_Task details_:
Return all entries word for word, but drop any images.
————
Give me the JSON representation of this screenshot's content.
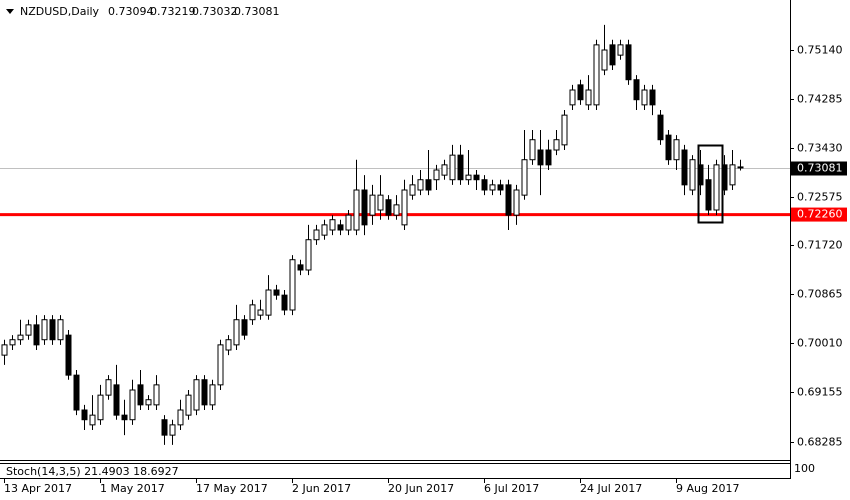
{
  "chart_data": {
    "type": "candlestick",
    "title": "NZDUSD,Daily",
    "categories": [
      "13 Apr 2017",
      null,
      null,
      null,
      null,
      null,
      null,
      null,
      null,
      null,
      null,
      null,
      "1 May 2017",
      null,
      null,
      null,
      null,
      null,
      null,
      null,
      null,
      null,
      null,
      null,
      "17 May 2017",
      null,
      null,
      null,
      null,
      null,
      null,
      null,
      null,
      null,
      null,
      null,
      "2 Jun 2017",
      null,
      null,
      null,
      null,
      null,
      null,
      null,
      null,
      null,
      null,
      null,
      "20 Jun 2017",
      null,
      null,
      null,
      null,
      null,
      null,
      null,
      null,
      null,
      null,
      null,
      "6 Jul 2017",
      null,
      null,
      null,
      null,
      null,
      null,
      null,
      null,
      null,
      null,
      null,
      "24 Jul 2017",
      null,
      null,
      null,
      null,
      null,
      null,
      null,
      null,
      null,
      null,
      null,
      "9 Aug 2017",
      null,
      null,
      null,
      null,
      null,
      null,
      null,
      null
    ],
    "open": [
      0.698,
      0.6998,
      0.7007,
      0.7015,
      0.7033,
      0.7007,
      0.7042,
      0.7007,
      0.7015,
      0.6945,
      0.6884,
      0.6858,
      0.6867,
      0.691,
      0.6928,
      0.6875,
      0.6867,
      0.6928,
      0.6893,
      0.6893,
      0.6867,
      0.684,
      0.6858,
      0.6875,
      0.6884,
      0.6937,
      0.6893,
      0.6928,
      0.6989,
      0.6998,
      0.7042,
      0.7042,
      0.705,
      0.705,
      0.7094,
      0.7085,
      0.7059,
      0.7138,
      0.7129,
      0.7182,
      0.719,
      0.7199,
      0.7208,
      0.7199,
      0.7199,
      0.7269,
      0.7225,
      0.7234,
      0.7252,
      0.7225,
      0.7208,
      0.726,
      0.7269,
      0.7287,
      0.7287,
      0.7295,
      0.7287,
      0.733,
      0.7287,
      0.7295,
      0.7287,
      0.7269,
      0.7278,
      0.7278,
      0.7225,
      0.726,
      0.7322,
      0.7339,
      0.7339,
      0.7339,
      0.7348,
      0.7418,
      0.7453,
      0.7418,
      0.7418,
      0.7479,
      0.7523,
      0.7505,
      0.7523,
      0.7462,
      0.7418,
      0.7444,
      0.74,
      0.7365,
      0.7322,
      0.7339,
      0.7269,
      0.7313,
      0.7287,
      0.7234,
      0.7313,
      0.7278,
      0.73094
    ],
    "high": [
      0.7007,
      0.7015,
      0.7042,
      0.7042,
      0.705,
      0.705,
      0.705,
      0.705,
      0.7024,
      0.6954,
      0.6893,
      0.691,
      0.6928,
      0.6945,
      0.6963,
      0.6902,
      0.6937,
      0.6954,
      0.691,
      0.6945,
      0.6875,
      0.6867,
      0.6902,
      0.6919,
      0.6945,
      0.6945,
      0.6937,
      0.7007,
      0.7015,
      0.7068,
      0.705,
      0.7077,
      0.7077,
      0.712,
      0.7103,
      0.7094,
      0.7155,
      0.7147,
      0.7208,
      0.7208,
      0.7217,
      0.7225,
      0.7217,
      0.7234,
      0.7322,
      0.7295,
      0.7278,
      0.7295,
      0.726,
      0.726,
      0.7287,
      0.7295,
      0.7304,
      0.7339,
      0.7313,
      0.7322,
      0.7348,
      0.7348,
      0.7339,
      0.7304,
      0.7295,
      0.7287,
      0.7287,
      0.7287,
      0.7278,
      0.7374,
      0.7374,
      0.7374,
      0.7357,
      0.7374,
      0.7409,
      0.7453,
      0.7462,
      0.747,
      0.7532,
      0.7558,
      0.7532,
      0.7532,
      0.7532,
      0.747,
      0.7453,
      0.7453,
      0.7409,
      0.7374,
      0.7365,
      0.7348,
      0.733,
      0.7339,
      0.7313,
      0.7322,
      0.733,
      0.7339,
      0.73219
    ],
    "low": [
      0.6963,
      0.6989,
      0.6998,
      0.7007,
      0.6989,
      0.6998,
      0.6998,
      0.6998,
      0.6937,
      0.6875,
      0.6849,
      0.6849,
      0.6858,
      0.6902,
      0.6867,
      0.684,
      0.6858,
      0.6884,
      0.6884,
      0.6884,
      0.6823,
      0.6823,
      0.6849,
      0.6867,
      0.6875,
      0.6884,
      0.6884,
      0.6919,
      0.698,
      0.6989,
      0.7007,
      0.7033,
      0.7042,
      0.7042,
      0.7077,
      0.705,
      0.705,
      0.712,
      0.712,
      0.7173,
      0.7182,
      0.719,
      0.719,
      0.719,
      0.719,
      0.719,
      0.7208,
      0.7217,
      0.7217,
      0.7217,
      0.7199,
      0.7252,
      0.726,
      0.726,
      0.7269,
      0.7287,
      0.7278,
      0.7278,
      0.7278,
      0.7269,
      0.726,
      0.726,
      0.726,
      0.7199,
      0.7208,
      0.7252,
      0.7313,
      0.726,
      0.7304,
      0.733,
      0.7339,
      0.7409,
      0.7418,
      0.7409,
      0.7409,
      0.747,
      0.7479,
      0.7497,
      0.7453,
      0.7409,
      0.7409,
      0.74,
      0.7348,
      0.7313,
      0.7304,
      0.726,
      0.726,
      0.726,
      0.7225,
      0.7225,
      0.726,
      0.7269,
      0.73032
    ],
    "close": [
      0.6998,
      0.7007,
      0.7015,
      0.7033,
      0.6998,
      0.7042,
      0.7007,
      0.7042,
      0.6945,
      0.6884,
      0.6867,
      0.6875,
      0.691,
      0.6937,
      0.6875,
      0.6867,
      0.6919,
      0.6893,
      0.6902,
      0.6928,
      0.684,
      0.6858,
      0.6884,
      0.691,
      0.6937,
      0.6893,
      0.6928,
      0.6998,
      0.7007,
      0.7042,
      0.7015,
      0.7068,
      0.7059,
      0.7094,
      0.7085,
      0.7059,
      0.7147,
      0.7129,
      0.7182,
      0.7199,
      0.7208,
      0.7217,
      0.7199,
      0.7225,
      0.7269,
      0.7208,
      0.726,
      0.726,
      0.7225,
      0.7243,
      0.7269,
      0.7278,
      0.7287,
      0.7269,
      0.7304,
      0.7313,
      0.733,
      0.7287,
      0.7295,
      0.7287,
      0.7269,
      0.7278,
      0.7269,
      0.7225,
      0.7269,
      0.7322,
      0.7357,
      0.7313,
      0.7313,
      0.7357,
      0.74,
      0.7444,
      0.7427,
      0.7444,
      0.7523,
      0.7514,
      0.7488,
      0.7523,
      0.7462,
      0.7427,
      0.7444,
      0.7418,
      0.7357,
      0.7322,
      0.7357,
      0.7278,
      0.7322,
      0.7278,
      0.7234,
      0.7313,
      0.7269,
      0.7313,
      0.73081
    ],
    "up_color": "#ffffff",
    "down_color": "#000000",
    "ylim": [
      0.67965,
      0.76015
    ],
    "yticks": [
      {
        "value": 0.7514,
        "label": "0.75140"
      },
      0.74285,
      {
        "value": 0.7343,
        "label": "0.73430"
      },
      0.72575,
      {
        "value": 0.7172,
        "label": "0.71720"
      },
      0.70865,
      {
        "value": 0.7001,
        "label": "0.70010"
      },
      0.69155,
      0.68285
    ],
    "hline": {
      "value": 0.7226,
      "label": "0.72260",
      "color": "#ff0000"
    },
    "indicator": {
      "name": "Stoch(14,3,5)",
      "values": [
        21.4903,
        18.6927
      ],
      "yticks": [
        100
      ]
    }
  }
}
————
_Complete answer_:
Give me the JSON representation of this screenshot's content.
{
  "chart_data": {
    "type": "candlestick",
    "title": "NZDUSD,Daily",
    "categories": [
      "13 Apr 2017",
      null,
      null,
      null,
      null,
      null,
      null,
      null,
      null,
      null,
      null,
      null,
      "1 May 2017",
      null,
      null,
      null,
      null,
      null,
      null,
      null,
      null,
      null,
      null,
      null,
      "17 May 2017",
      null,
      null,
      null,
      null,
      null,
      null,
      null,
      null,
      null,
      null,
      null,
      "2 Jun 2017",
      null,
      null,
      null,
      null,
      null,
      null,
      null,
      null,
      null,
      null,
      null,
      "20 Jun 2017",
      null,
      null,
      null,
      null,
      null,
      null,
      null,
      null,
      null,
      null,
      null,
      "6 Jul 2017",
      null,
      null,
      null,
      null,
      null,
      null,
      null,
      null,
      null,
      null,
      null,
      "24 Jul 2017",
      null,
      null,
      null,
      null,
      null,
      null,
      null,
      null,
      null,
      null,
      null,
      "9 Aug 2017",
      null,
      null,
      null,
      null,
      null,
      null,
      null,
      null
    ],
    "open": [
      0.698,
      0.6998,
      0.7007,
      0.7015,
      0.7033,
      0.7007,
      0.7042,
      0.7007,
      0.7015,
      0.6945,
      0.6884,
      0.6858,
      0.6867,
      0.691,
      0.6928,
      0.6875,
      0.6867,
      0.6928,
      0.6893,
      0.6893,
      0.6867,
      0.684,
      0.6858,
      0.6875,
      0.6884,
      0.6937,
      0.6893,
      0.6928,
      0.6989,
      0.6998,
      0.7042,
      0.7042,
      0.705,
      0.705,
      0.7094,
      0.7085,
      0.7059,
      0.7138,
      0.7129,
      0.7182,
      0.719,
      0.7199,
      0.7208,
      0.7199,
      0.7199,
      0.7269,
      0.7225,
      0.7234,
      0.7252,
      0.7225,
      0.7208,
      0.726,
      0.7269,
      0.7287,
      0.7287,
      0.7295,
      0.7287,
      0.733,
      0.7287,
      0.7295,
      0.7287,
      0.7269,
      0.7278,
      0.7278,
      0.7225,
      0.726,
      0.7322,
      0.7339,
      0.7339,
      0.7339,
      0.7348,
      0.7418,
      0.7453,
      0.7418,
      0.7418,
      0.7479,
      0.7523,
      0.7505,
      0.7523,
      0.7462,
      0.7418,
      0.7444,
      0.74,
      0.7365,
      0.7322,
      0.7339,
      0.7269,
      0.7313,
      0.7287,
      0.7234,
      0.7313,
      0.7278,
      0.73094
    ],
    "high": [
      0.7007,
      0.7015,
      0.7042,
      0.7042,
      0.705,
      0.705,
      0.705,
      0.705,
      0.7024,
      0.6954,
      0.6893,
      0.691,
      0.6928,
      0.6945,
      0.6963,
      0.6902,
      0.6937,
      0.6954,
      0.691,
      0.6945,
      0.6875,
      0.6867,
      0.6902,
      0.6919,
      0.6945,
      0.6945,
      0.6937,
      0.7007,
      0.7015,
      0.7068,
      0.705,
      0.7077,
      0.7077,
      0.712,
      0.7103,
      0.7094,
      0.7155,
      0.7147,
      0.7208,
      0.7208,
      0.7217,
      0.7225,
      0.7217,
      0.7234,
      0.7322,
      0.7295,
      0.7278,
      0.7295,
      0.726,
      0.726,
      0.7287,
      0.7295,
      0.7304,
      0.7339,
      0.7313,
      0.7322,
      0.7348,
      0.7348,
      0.7339,
      0.7304,
      0.7295,
      0.7287,
      0.7287,
      0.7287,
      0.7278,
      0.7374,
      0.7374,
      0.7374,
      0.7357,
      0.7374,
      0.7409,
      0.7453,
      0.7462,
      0.747,
      0.7532,
      0.7558,
      0.7532,
      0.7532,
      0.7532,
      0.747,
      0.7453,
      0.7453,
      0.7409,
      0.7374,
      0.7365,
      0.7348,
      0.733,
      0.7339,
      0.7313,
      0.7322,
      0.733,
      0.7339,
      0.73219
    ],
    "low": [
      0.6963,
      0.6989,
      0.6998,
      0.7007,
      0.6989,
      0.6998,
      0.6998,
      0.6998,
      0.6937,
      0.6875,
      0.6849,
      0.6849,
      0.6858,
      0.6902,
      0.6867,
      0.684,
      0.6858,
      0.6884,
      0.6884,
      0.6884,
      0.6823,
      0.6823,
      0.6849,
      0.6867,
      0.6875,
      0.6884,
      0.6884,
      0.6919,
      0.698,
      0.6989,
      0.7007,
      0.7033,
      0.7042,
      0.7042,
      0.7077,
      0.705,
      0.705,
      0.712,
      0.712,
      0.7173,
      0.7182,
      0.719,
      0.719,
      0.719,
      0.719,
      0.719,
      0.7208,
      0.7217,
      0.7217,
      0.7217,
      0.7199,
      0.7252,
      0.726,
      0.726,
      0.7269,
      0.7287,
      0.7278,
      0.7278,
      0.7278,
      0.7269,
      0.726,
      0.726,
      0.726,
      0.7199,
      0.7208,
      0.7252,
      0.7313,
      0.726,
      0.7304,
      0.733,
      0.7339,
      0.7409,
      0.7418,
      0.7409,
      0.7409,
      0.747,
      0.7479,
      0.7497,
      0.7453,
      0.7409,
      0.7409,
      0.74,
      0.7348,
      0.7313,
      0.7304,
      0.726,
      0.726,
      0.726,
      0.7225,
      0.7225,
      0.726,
      0.7269,
      0.73032
    ],
    "close": [
      0.6998,
      0.7007,
      0.7015,
      0.7033,
      0.6998,
      0.7042,
      0.7007,
      0.7042,
      0.6945,
      0.6884,
      0.6867,
      0.6875,
      0.691,
      0.6937,
      0.6875,
      0.6867,
      0.6919,
      0.6893,
      0.6902,
      0.6928,
      0.684,
      0.6858,
      0.6884,
      0.691,
      0.6937,
      0.6893,
      0.6928,
      0.6998,
      0.7007,
      0.7042,
      0.7015,
      0.7068,
      0.7059,
      0.7094,
      0.7085,
      0.7059,
      0.7147,
      0.7129,
      0.7182,
      0.7199,
      0.7208,
      0.7217,
      0.7199,
      0.7225,
      0.7269,
      0.7208,
      0.726,
      0.726,
      0.7225,
      0.7243,
      0.7269,
      0.7278,
      0.7287,
      0.7269,
      0.7304,
      0.7313,
      0.733,
      0.7287,
      0.7295,
      0.7287,
      0.7269,
      0.7278,
      0.7269,
      0.7225,
      0.7269,
      0.7322,
      0.7357,
      0.7313,
      0.7313,
      0.7357,
      0.74,
      0.7444,
      0.7427,
      0.7444,
      0.7523,
      0.7514,
      0.7488,
      0.7523,
      0.7462,
      0.7427,
      0.7444,
      0.7418,
      0.7357,
      0.7322,
      0.7357,
      0.7278,
      0.7322,
      0.7278,
      0.7234,
      0.7313,
      0.7269,
      0.7313,
      0.73081
    ],
    "up_color": "#ffffff",
    "down_color": "#000000",
    "ylim": [
      0.67965,
      0.76015
    ],
    "yticks": [
      {
        "value": 0.7514,
        "label": "0.75140"
      },
      0.74285,
      {
        "value": 0.7343,
        "label": "0.73430"
      },
      0.72575,
      {
        "value": 0.7172,
        "label": "0.71720"
      },
      0.70865,
      {
        "value": 0.7001,
        "label": "0.70010"
      },
      0.69155,
      0.68285
    ],
    "hline": {
      "value": 0.7226,
      "label": "0.72260",
      "color": "#ff0000"
    },
    "indicator": {
      "name": "Stoch(14,3,5)",
      "values": [
        21.4903,
        18.6927
      ],
      "yticks": [
        100
      ]
    }
  }
}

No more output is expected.